Confidence: HIGH. Both the magnitude and the per-subtest distribution match what the literature predicts for whole-program LTO + PGO + CPU-specific codegen on a rendering-heavy workload.


🔬 Why these results make sense

Pulling it together, the build configuration drives three independent effects:

Effect Driven by What it helps What it doesn't help
Better instruction selection -march=znver5 + RUSTFLAGS -C target-cpu=znver5 Vectorizable inner loops, SIMD-friendly math Branch-heavy control flow, JIT-emitted code
Whole-program optimization --enable-lto=full Cross-TU inlining, dead code elimination Code paths that were already inlined
Hot-path specialization MOZ_PGO=1 + custom training corpus Whatever the training corpus exercised Whatever it didn't

Speedometer is a microbenchmark in the strict sense: short, repetitive, designed to be sensitive to JIT and GC behavior. The PGO profile underweights those paths, so ducksteps loses a small consistent amount. JetStream is macrobenchmark-shaped (long JS programs), which the profile covers, so ducksteps gains modestly. MotionMark is exactly what the PGO corpus trained on (sustained rendering), so ducksteps wins decisively.

If I wanted to flip the Speedometer result, I could add Speedometer 3 itself as a training workload — and actually, the PGO corpus already includes Speedometer 3 as a dwell site, but only as one item in 88, weighted by dwell time. Increasing its weight would help Speedometer scores at the cost of less-trained real-world paths. That's a Faustian bargain and I'm not making it.


📐 Variance & reproducibility notes

  • All runs on the same machine, same session day, same display configuration. No reboots between runs.
  • Background services minimized but not disabled (Defender, networking, audio stack all live).
  • ducksteps' CoV is lower than Firefox's on JetStream and MotionMark, slightly higher on Speedometer. The Speedometer increase is small (1.05% vs 0.69%) and consistent with the workload-mismatch story (subtests that fall outside the trained code paths produce slightly more variable timings).
  • The MotionMark Canvas Lines outlier in ducksteps run 1 (20,245 vs 18,826–19,061 in runs 2–5) is real measurement noise but doesn't change the conclusion — removing it still leaves +50% over Firefox.
  • n=5 is small. A future round with n=20+ would tighten the confidence intervals, especially on Speedometer where the effect is small and noisy.

**SOURCE DATA**
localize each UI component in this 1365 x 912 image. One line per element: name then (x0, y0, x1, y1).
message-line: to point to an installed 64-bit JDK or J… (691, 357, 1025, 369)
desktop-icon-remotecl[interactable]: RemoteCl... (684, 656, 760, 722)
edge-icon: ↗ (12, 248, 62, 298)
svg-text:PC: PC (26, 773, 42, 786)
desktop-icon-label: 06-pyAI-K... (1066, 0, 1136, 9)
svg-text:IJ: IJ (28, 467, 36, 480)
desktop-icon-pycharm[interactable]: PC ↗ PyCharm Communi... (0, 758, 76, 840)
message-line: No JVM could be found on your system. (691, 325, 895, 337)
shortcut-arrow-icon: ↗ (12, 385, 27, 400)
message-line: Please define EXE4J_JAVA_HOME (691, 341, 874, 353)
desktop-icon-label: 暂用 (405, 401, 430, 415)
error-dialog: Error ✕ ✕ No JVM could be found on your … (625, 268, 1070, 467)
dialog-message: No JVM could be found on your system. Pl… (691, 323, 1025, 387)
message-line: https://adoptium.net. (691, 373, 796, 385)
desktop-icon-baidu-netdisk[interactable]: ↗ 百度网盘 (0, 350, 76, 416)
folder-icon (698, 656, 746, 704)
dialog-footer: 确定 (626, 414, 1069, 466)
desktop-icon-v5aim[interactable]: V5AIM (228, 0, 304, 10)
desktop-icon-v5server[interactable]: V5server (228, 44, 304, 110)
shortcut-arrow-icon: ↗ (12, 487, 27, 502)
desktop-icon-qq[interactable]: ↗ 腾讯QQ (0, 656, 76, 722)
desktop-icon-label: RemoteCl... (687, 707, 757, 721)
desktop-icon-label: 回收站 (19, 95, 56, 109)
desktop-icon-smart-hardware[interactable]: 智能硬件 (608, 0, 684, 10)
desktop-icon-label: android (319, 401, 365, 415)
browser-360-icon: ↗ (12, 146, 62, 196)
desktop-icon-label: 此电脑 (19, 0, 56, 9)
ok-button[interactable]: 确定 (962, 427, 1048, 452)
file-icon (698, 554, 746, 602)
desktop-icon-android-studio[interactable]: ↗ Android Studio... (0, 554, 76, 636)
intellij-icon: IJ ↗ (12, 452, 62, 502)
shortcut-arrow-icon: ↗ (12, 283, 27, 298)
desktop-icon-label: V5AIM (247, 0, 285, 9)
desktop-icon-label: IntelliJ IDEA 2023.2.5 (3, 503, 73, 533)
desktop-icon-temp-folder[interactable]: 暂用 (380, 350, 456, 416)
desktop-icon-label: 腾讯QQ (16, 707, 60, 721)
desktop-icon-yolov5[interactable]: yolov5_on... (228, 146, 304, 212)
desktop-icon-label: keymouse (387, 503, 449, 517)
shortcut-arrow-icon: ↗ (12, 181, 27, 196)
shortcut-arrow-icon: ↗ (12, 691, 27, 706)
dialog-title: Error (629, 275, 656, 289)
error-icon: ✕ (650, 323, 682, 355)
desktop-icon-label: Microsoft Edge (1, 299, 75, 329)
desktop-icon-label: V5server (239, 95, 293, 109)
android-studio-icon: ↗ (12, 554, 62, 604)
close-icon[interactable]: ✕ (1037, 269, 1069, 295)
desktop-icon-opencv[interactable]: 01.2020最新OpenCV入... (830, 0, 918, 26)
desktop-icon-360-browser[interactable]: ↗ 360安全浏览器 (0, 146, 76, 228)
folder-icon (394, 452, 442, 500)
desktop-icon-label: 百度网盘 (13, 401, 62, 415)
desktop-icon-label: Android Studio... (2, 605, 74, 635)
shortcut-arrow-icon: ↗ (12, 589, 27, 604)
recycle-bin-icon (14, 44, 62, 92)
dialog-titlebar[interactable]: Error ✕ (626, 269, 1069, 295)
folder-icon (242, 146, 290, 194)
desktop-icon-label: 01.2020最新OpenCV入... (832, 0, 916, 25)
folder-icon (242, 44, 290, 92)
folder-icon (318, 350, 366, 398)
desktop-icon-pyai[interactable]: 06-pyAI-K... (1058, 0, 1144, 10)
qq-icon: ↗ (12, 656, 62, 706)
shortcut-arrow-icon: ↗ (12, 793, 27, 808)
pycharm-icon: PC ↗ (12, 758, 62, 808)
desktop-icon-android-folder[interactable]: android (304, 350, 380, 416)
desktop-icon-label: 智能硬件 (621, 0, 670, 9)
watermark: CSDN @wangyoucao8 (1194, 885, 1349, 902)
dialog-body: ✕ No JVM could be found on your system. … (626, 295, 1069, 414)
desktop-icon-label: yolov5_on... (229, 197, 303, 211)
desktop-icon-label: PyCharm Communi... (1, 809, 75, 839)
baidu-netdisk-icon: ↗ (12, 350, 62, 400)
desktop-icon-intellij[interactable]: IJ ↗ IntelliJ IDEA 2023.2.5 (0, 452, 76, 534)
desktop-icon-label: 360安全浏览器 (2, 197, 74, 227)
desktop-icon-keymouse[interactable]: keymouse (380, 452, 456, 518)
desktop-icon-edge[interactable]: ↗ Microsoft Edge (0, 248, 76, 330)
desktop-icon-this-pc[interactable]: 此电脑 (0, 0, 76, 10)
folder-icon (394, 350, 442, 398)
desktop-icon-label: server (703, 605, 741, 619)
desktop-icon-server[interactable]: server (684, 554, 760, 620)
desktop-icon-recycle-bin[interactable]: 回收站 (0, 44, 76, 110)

**ASSIGNMENT A**
Answer these from the benchmark write-up, one line each:
(i) Which build setting drives whole-program optimization?
(ii) Of how many items in the PGO corpus is Speedometer 3 one?
(iii) How many runs were made per benchmark?
**ASSIGNMENT B**
Proceed with the benchmark write-up, beginning right after its last bullet point.

**EXERCISE RESPONSE A**
(i) --enable-lto=full
(ii) 88
(iii) Five (n=5)

**EXERCISE RESPONSE B**
🤷 Honest takeaways

  • ducksteps trades a small amount of synthetic microbenchmark performance for a meaningful gain in real-world rendering and a smaller gain in real-world JavaScript. I think this is the right tradeoff for a browser people actually browse with.
  • The Speedometer regression is real and I'm not hiding it. If your specific use case is dominated by very short interactive bursts on TodoMVC-shaped apps with cold JIT, stock Firefox will be ~2% faster. For everyone else, ducksteps wins.
  • The MotionMark Canvas Lines result (+52.5%) is unusually large and deserves more investigation in a future profiling session. The hypothesis (AVX-512 + LTO + WebRender hot loop) is plausible but I haven't proven it via flame graphs yet.
  • These results are specific to a Zen 5 9950X3D running Windows 11. The Legacy ducksteps build (compiled -march=x86-64-v3) would show smaller gains. Other hardware will land somewhere between stock and the Zen 5 numbers reported here.

📎 Raw data

Speedometer 3.1 (composite score, higher = better)

Run Firefox ducksteps
1 34.52 33.45
2 34.85 33.80
3 34.87 34.15
4 34.66 33.85
5 34.30 34.38
mean 34.64 33.93
stdev 0.24 0.36

JetStream 3.0 (composite score, higher = better)

Run Firefox ducksteps
1 195.76 198.36
2 194.29 197.21
3 195.51 199.89
4 192.40 196.71
5 192.37 197.07
mean 194.07 197.85
stdev 1.63 1.30

MotionMark 1.3.1 (composite score @ 120fps, higher = better)

Run Firefox ducksteps
1 1097.81 1192.81
2 1080.76 1181.47
3 1072.72 1170.03
4 1034.20 1158.16
5 1068.29 1181.70
mean 1070.76 1176.83
stdev 23.34 13.19

Benchmarks run 20 May 2026 on AMD Ryzen 9950X3D / 48GB DDR5 / RTX 4080 Super / Windows 11 25H2. Same machine, same session.